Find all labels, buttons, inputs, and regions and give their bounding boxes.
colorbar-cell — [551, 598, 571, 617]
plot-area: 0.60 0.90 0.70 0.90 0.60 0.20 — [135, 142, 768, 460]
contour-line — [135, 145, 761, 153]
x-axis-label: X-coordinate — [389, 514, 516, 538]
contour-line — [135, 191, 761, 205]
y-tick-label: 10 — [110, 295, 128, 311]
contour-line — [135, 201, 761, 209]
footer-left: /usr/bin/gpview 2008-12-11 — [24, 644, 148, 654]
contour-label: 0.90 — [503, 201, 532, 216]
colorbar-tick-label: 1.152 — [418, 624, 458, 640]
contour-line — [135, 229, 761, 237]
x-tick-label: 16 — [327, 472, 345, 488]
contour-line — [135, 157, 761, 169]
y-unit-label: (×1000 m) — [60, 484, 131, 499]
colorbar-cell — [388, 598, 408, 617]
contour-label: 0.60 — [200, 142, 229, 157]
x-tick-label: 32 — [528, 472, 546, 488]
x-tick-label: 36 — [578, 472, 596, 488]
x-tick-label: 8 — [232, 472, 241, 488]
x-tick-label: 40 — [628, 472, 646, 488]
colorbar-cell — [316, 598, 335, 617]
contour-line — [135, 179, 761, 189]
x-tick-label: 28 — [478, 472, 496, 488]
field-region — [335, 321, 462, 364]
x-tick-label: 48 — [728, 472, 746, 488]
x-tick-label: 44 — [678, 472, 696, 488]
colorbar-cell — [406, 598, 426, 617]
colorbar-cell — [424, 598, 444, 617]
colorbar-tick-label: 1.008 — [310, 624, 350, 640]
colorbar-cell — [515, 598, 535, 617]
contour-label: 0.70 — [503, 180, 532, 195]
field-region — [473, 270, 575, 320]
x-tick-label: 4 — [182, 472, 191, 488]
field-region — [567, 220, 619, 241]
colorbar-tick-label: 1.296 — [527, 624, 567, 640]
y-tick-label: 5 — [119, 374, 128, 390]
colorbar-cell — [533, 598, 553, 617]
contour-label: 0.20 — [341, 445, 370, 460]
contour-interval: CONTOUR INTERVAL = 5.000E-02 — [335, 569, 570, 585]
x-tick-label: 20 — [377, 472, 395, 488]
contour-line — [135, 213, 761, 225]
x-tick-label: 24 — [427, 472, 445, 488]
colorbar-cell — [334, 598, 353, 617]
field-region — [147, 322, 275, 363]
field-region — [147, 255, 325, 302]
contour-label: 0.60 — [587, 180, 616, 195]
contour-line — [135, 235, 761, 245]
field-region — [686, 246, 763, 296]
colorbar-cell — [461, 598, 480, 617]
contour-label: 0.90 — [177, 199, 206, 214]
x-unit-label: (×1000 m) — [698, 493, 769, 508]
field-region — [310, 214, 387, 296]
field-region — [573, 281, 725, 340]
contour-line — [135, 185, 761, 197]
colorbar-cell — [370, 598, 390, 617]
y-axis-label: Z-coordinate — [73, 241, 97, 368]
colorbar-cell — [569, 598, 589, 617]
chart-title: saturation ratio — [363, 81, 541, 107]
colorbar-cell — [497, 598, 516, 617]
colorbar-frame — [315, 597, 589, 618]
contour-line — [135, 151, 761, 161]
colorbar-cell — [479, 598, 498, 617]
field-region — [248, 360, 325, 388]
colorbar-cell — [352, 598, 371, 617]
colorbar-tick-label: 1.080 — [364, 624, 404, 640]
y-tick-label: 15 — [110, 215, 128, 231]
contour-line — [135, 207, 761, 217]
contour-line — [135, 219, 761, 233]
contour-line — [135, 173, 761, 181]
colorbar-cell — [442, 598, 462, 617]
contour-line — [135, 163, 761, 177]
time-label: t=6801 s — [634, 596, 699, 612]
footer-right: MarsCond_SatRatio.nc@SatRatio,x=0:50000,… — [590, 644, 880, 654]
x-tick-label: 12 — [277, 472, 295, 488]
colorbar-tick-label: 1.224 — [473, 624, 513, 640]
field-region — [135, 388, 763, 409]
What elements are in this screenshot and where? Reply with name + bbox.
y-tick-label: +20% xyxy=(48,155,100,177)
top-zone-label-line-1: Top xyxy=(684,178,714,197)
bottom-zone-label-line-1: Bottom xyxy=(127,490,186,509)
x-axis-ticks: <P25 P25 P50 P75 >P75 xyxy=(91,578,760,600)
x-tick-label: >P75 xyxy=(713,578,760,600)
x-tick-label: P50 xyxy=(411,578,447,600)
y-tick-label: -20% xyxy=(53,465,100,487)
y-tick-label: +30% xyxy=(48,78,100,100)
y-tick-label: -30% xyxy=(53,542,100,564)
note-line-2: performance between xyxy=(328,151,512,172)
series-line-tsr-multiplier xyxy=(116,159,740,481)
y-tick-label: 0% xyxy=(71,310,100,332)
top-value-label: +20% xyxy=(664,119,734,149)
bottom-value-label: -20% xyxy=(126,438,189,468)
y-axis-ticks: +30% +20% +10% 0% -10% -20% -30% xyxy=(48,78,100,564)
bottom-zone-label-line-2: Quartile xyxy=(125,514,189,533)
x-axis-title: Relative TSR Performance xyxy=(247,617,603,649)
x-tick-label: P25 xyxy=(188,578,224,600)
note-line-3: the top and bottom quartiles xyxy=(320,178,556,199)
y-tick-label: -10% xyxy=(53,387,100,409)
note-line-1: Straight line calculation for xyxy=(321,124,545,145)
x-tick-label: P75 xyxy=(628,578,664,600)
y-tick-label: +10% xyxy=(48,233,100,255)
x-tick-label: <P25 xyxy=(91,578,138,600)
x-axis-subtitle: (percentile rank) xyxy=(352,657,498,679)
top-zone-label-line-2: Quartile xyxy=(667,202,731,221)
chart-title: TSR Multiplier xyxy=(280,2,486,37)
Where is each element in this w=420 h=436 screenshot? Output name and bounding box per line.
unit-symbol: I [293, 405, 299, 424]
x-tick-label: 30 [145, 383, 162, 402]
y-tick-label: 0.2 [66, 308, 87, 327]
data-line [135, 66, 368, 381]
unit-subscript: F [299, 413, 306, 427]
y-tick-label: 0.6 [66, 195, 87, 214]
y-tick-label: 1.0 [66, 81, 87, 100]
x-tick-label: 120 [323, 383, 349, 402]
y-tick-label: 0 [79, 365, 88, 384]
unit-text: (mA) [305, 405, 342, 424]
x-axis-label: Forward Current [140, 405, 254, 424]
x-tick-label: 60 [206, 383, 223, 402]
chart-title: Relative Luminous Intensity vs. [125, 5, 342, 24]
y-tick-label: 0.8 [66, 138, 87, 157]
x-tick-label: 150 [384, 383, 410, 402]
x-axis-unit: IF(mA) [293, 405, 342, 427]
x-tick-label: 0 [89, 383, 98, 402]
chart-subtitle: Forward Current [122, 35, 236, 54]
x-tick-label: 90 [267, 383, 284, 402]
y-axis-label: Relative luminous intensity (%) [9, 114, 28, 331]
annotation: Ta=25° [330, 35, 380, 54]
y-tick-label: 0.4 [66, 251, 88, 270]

========

# To do
Recast the lines above, everything from the first one down to the line containing "x-tick-label: 16 — [327, 472, 345, 488]", both ends included, as a JSON list of strings with one string per line and blank lines left out.

# Result
[
  "Find all labels, buttons, inputs, and regions and give their bounding boxes.",
  "colorbar-cell — [551, 598, 571, 617]",
  "plot-area: 0.60 0.90 0.70 0.90 0.60 0.20 — [135, 142, 768, 460]",
  "contour-line — [135, 145, 761, 153]",
  "x-axis-label: X-coordinate — [389, 514, 516, 538]",
  "contour-line — [135, 191, 761, 205]",
  "y-tick-label: 10 — [110, 295, 128, 311]",
  "contour-line — [135, 201, 761, 209]",
  "footer-left: /usr/bin/gpview 2008-12-11 — [24, 644, 148, 654]",
  "contour-label: 0.90 — [503, 201, 532, 216]",
  "colorbar-tick-label: 1.152 — [418, 624, 458, 640]",
  "contour-line — [135, 229, 761, 237]",
  "x-tick-label: 16 — [327, 472, 345, 488]"
]